* Given passage *
-- Opening Marker --
Figure 2 Upon oxidative stress or cytotoxic drug stimulation, Keap1 is separated from Nrf2, and Nrf2 is activated. Together with the sMaf protein in the nucleus, it binds to the antioxidant response element (ARE) and drives the expression of antioxidant protein genes to protect cells.
Most of the clinically used chemotherapeutic agents are apoptosis-inducing drugs, such as DOX, cisplatin, and paclitaxel. Due to their prolonged use, problems such as drug resistance, metastasis, relapse, and adverse effects have emerged (86, 87). In recent years, researchers around brain tumors have worked to develop antitumor drugs with low toxicity, high efficiency, low side effects, and high bioavailability. For example, Kar et al. found that Concanavalin A (Con A), a carbohydrate-binding protein of the cohesin family, is an ideal therapeutic agent for gliomas, and high doses of Con A inhibit the growth of glioma by disrupting the thiol/disulfide balance of tumor cells and causing oxidative stress, as well as inducing inflammatory factors and programmed apoptosis (88). In addition, Hacioglu et al. found an inhibitory effect of capsaicin on glioma (89). Kar et al. found an inhibitory effect of the trace element boron on glioma (90). Capsaicin and boron can interfere with the signaling pathways of the regulatory factors ACSL4 and GPX4 and induce ferroptosis. Although all three newly discovered chemotherapeutic agents mentioned above have the potential to treat glioma, they are all dose-dependent and require a certain precise range of dose concentrations to achieve a better inhibitory effect, such as high doses of Con A (250 and 500 µg/ml) to achieve the effect; the inhibitory effect of boron on glioma tumor cells is proportional to its dose concentration. The inhibitory effect of capsaicin on glioma started only when the concentration exceeded 50 µM. It is not difficult to find that the search for the optimal dose will inevitably prolong the drug development process, and dose dependence may become an important factor limiting the better anti-cancer effect of these chemotherapeutic drugs. In addition, the potentially toxic effects of these chemotherapeutic drugs need to be further studied, for example, the toxicity of capsaicin to normal cells is unknown, and the toxicity to organs also needs to be further studied. Therefore, there is still a long way to go before the actual clinical application.
-- Closing Marker --
* Exercise details *
In the passage on glioma chemotherapy, what problems have emerged from the prolonged use of clinically used chemotherapeutic agents? List all of them. The lines that follow aren't needed for this work.

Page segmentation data
-- Opening Marker --
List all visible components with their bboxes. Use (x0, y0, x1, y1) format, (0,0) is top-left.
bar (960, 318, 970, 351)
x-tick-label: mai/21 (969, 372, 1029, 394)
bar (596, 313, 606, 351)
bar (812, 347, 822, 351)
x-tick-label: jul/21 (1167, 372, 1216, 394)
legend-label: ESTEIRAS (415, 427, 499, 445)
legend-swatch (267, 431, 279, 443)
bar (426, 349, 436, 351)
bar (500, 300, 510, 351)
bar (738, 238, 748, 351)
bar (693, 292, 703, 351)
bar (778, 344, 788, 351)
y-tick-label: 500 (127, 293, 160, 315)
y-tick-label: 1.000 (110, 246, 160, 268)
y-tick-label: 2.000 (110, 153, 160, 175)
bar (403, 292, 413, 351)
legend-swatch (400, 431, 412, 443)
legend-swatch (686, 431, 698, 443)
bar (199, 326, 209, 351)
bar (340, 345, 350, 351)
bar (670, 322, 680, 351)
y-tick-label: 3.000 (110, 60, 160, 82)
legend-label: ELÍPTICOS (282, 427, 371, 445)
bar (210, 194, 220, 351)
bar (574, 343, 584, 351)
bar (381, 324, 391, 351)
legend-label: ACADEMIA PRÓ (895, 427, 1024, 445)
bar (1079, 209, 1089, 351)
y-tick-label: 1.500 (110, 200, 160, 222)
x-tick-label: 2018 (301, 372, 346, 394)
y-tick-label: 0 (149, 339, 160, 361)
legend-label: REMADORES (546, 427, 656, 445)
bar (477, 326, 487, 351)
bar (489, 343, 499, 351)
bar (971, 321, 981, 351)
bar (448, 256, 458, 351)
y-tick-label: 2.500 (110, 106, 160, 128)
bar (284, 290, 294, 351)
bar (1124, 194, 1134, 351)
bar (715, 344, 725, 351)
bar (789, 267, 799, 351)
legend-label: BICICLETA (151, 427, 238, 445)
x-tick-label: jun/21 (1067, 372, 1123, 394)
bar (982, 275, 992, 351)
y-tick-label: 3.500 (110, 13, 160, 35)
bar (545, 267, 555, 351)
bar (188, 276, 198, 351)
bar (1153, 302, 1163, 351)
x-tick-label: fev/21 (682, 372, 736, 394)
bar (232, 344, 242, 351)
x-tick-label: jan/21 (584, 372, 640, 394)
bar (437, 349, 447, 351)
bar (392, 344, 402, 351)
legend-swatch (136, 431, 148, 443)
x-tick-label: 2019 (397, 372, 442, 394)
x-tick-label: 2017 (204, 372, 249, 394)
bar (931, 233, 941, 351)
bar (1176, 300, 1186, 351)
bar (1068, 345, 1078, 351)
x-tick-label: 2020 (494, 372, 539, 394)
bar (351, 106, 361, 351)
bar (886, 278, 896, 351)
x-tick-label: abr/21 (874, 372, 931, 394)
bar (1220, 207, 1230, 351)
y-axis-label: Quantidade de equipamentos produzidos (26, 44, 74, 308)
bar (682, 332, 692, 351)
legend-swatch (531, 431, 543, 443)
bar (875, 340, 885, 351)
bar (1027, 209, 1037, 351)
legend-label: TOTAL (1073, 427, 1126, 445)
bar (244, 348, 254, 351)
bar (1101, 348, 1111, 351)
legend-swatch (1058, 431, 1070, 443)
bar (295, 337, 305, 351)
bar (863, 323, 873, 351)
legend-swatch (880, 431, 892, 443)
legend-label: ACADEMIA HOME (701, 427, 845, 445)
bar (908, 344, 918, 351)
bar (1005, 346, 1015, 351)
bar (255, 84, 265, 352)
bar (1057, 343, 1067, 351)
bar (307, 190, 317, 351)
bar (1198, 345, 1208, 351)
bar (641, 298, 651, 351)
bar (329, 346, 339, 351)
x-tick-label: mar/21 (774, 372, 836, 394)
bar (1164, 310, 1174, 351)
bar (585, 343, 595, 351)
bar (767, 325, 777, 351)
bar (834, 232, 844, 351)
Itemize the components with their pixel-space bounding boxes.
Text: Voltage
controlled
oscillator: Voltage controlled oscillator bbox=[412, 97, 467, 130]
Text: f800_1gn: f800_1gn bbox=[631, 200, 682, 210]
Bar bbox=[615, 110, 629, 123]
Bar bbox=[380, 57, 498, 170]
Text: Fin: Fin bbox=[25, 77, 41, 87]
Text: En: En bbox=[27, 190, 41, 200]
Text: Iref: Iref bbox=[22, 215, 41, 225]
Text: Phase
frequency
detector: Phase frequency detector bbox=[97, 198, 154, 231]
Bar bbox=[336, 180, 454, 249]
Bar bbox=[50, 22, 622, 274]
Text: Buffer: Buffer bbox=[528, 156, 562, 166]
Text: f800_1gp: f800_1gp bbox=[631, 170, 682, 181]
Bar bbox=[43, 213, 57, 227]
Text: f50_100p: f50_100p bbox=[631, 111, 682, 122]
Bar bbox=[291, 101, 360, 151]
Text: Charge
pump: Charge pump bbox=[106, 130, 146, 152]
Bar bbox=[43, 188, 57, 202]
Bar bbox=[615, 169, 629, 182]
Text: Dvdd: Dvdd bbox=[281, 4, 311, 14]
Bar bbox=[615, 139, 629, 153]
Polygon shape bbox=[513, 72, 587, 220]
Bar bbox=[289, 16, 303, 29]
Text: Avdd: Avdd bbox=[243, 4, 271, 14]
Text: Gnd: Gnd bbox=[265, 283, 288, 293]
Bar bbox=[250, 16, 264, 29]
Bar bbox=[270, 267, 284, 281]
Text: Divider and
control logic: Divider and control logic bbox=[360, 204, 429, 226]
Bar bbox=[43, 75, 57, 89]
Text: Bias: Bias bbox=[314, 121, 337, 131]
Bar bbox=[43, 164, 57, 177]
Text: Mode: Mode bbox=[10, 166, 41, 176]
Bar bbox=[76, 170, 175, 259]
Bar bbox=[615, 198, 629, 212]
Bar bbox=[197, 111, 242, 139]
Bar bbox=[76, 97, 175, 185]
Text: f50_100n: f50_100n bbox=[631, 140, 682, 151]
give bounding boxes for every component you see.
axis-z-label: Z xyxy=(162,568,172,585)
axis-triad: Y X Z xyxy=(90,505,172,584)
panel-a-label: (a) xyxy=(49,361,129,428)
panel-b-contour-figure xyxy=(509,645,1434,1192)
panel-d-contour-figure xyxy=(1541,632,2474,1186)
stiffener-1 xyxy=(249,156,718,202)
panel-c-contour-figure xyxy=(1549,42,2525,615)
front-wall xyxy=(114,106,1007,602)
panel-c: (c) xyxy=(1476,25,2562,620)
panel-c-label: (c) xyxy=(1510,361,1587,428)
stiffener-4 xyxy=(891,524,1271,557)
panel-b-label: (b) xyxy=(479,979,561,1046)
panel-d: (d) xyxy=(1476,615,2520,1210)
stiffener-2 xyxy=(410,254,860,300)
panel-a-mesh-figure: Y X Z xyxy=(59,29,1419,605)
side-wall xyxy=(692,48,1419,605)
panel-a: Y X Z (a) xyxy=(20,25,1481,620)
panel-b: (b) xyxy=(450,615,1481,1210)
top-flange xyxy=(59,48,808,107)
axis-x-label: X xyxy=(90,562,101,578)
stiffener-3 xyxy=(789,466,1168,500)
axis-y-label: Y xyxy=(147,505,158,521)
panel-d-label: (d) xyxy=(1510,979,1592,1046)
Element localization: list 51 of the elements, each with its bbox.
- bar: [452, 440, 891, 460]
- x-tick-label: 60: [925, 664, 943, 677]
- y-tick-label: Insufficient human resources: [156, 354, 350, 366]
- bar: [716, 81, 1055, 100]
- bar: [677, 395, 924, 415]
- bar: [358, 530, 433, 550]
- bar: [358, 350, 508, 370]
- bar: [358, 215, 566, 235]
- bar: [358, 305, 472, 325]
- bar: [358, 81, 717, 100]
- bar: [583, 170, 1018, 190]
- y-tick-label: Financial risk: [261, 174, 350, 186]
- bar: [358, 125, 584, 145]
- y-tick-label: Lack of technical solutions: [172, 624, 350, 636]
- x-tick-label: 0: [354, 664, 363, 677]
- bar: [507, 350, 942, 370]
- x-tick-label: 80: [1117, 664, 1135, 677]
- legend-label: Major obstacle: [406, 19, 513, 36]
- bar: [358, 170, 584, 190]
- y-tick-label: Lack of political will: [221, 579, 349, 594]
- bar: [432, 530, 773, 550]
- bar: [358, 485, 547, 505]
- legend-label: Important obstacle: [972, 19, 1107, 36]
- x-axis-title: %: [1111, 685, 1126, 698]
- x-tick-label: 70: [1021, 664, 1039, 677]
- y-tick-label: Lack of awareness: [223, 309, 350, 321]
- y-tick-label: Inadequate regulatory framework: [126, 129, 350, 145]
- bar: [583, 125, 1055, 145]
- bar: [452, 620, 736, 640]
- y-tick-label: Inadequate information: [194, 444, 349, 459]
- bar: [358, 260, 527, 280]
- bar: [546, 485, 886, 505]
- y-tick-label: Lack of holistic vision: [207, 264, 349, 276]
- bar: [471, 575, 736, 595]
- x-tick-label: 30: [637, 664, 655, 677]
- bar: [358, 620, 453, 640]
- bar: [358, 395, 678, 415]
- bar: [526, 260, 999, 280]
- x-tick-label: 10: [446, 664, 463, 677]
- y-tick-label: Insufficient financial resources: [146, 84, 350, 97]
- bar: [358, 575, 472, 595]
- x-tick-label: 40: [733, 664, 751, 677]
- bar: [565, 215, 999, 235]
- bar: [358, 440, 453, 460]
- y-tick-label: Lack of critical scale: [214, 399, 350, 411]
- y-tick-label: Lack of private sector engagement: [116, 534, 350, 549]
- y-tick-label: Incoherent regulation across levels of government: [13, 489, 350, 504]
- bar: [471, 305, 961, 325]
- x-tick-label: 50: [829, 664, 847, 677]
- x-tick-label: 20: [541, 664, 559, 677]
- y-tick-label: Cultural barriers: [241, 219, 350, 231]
-- Closing Marker --
* Your response *
- Drug resistance
- Metastasis
- Relapse
- Adverse effects